ROWS:

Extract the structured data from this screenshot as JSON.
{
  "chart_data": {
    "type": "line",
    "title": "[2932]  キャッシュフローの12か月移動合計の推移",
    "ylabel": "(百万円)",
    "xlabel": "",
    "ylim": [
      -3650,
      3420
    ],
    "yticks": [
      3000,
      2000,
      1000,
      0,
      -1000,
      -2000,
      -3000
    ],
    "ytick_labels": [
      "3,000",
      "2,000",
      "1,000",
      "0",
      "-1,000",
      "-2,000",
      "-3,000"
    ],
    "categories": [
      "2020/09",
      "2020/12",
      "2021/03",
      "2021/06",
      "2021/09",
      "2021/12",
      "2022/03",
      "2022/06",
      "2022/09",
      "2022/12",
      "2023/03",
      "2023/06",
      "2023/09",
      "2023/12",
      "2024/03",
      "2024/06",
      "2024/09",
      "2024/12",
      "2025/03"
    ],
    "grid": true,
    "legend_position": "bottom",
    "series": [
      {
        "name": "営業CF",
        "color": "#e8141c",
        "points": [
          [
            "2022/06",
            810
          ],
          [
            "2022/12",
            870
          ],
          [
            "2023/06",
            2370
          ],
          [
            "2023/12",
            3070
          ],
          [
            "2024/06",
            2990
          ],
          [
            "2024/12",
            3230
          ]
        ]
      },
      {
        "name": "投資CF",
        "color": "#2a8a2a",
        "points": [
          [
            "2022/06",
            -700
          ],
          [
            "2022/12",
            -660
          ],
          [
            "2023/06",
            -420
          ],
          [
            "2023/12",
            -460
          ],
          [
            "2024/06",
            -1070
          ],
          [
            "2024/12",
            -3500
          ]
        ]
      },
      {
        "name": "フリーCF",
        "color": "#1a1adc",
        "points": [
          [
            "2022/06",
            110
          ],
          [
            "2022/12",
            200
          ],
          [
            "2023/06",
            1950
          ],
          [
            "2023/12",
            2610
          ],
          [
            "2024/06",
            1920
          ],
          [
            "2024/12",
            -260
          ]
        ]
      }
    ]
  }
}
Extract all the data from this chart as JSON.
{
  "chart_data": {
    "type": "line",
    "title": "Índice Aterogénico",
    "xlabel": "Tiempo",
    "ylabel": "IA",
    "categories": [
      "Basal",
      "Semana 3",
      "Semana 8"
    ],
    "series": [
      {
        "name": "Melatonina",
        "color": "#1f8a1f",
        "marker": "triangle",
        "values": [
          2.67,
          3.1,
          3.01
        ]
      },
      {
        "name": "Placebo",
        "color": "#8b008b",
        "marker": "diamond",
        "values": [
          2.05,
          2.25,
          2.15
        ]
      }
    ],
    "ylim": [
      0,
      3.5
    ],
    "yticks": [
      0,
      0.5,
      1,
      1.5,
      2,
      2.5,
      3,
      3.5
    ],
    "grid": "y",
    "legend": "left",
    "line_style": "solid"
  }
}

INSTRUCTIONS TO FOLLOW: Write the data from above out again, exactly.

OUTPUT FOR THIS TASK:
Extract the structured data from this screenshot as JSON.
{
  "chart_data": {
    "type": "line",
    "title": "[2932]  キャッシュフローの12か月移動合計の推移",
    "ylabel": "(百万円)",
    "xlabel": "",
    "ylim": [
      -3650,
      3420
    ],
    "yticks": [
      3000,
      2000,
      1000,
      0,
      -1000,
      -2000,
      -3000
    ],
    "ytick_labels": [
      "3,000",
      "2,000",
      "1,000",
      "0",
      "-1,000",
      "-2,000",
      "-3,000"
    ],
    "categories": [
      "2020/09",
      "2020/12",
      "2021/03",
      "2021/06",
      "2021/09",
      "2021/12",
      "2022/03",
      "2022/06",
      "2022/09",
      "2022/12",
      "2023/03",
      "2023/06",
      "2023/09",
      "2023/12",
      "2024/03",
      "2024/06",
      "2024/09",
      "2024/12",
      "2025/03"
    ],
    "grid": true,
    "legend_position": "bottom",
    "series": [
      {
        "name": "営業CF",
        "color": "#e8141c",
        "points": [
          [
            "2022/06",
            810
          ],
          [
            "2022/12",
            870
          ],
          [
            "2023/06",
            2370
          ],
          [
            "2023/12",
            3070
          ],
          [
            "2024/06",
            2990
          ],
          [
            "2024/12",
            3230
          ]
        ]
      },
      {
        "name": "投資CF",
        "color": "#2a8a2a",
        "points": [
          [
            "2022/06",
            -700
          ],
          [
            "2022/12",
            -660
          ],
          [
            "2023/06",
            -420
          ],
          [
            "2023/12",
            -460
          ],
          [
            "2024/06",
            -1070
          ],
          [
            "2024/12",
            -3500
          ]
        ]
      },
      {
        "name": "フリーCF",
        "color": "#1a1adc",
        "points": [
          [
            "2022/06",
            110
          ],
          [
            "2022/12",
            200
          ],
          [
            "2023/06",
            1950
          ],
          [
            "2023/12",
            2610
          ],
          [
            "2024/06",
            1920
          ],
          [
            "2024/12",
            -260
          ]
        ]
      }
    ]
  }
}
Extract all the data from this chart as JSON.
{
  "chart_data": {
    "type": "line",
    "title": "Índice Aterogénico",
    "xlabel": "Tiempo",
    "ylabel": "IA",
    "categories": [
      "Basal",
      "Semana 3",
      "Semana 8"
    ],
    "series": [
      {
        "name": "Melatonina",
        "color": "#1f8a1f",
        "marker": "triangle",
        "values": [
          2.67,
          3.1,
          3.01
        ]
      },
      {
        "name": "Placebo",
        "color": "#8b008b",
        "marker": "diamond",
        "values": [
          2.05,
          2.25,
          2.15
        ]
      }
    ],
    "ylim": [
      0,
      3.5
    ],
    "yticks": [
      0,
      0.5,
      1,
      1.5,
      2,
      2.5,
      3,
      3.5
    ],
    "grid": "y",
    "legend": "left",
    "line_style": "solid"
  }
}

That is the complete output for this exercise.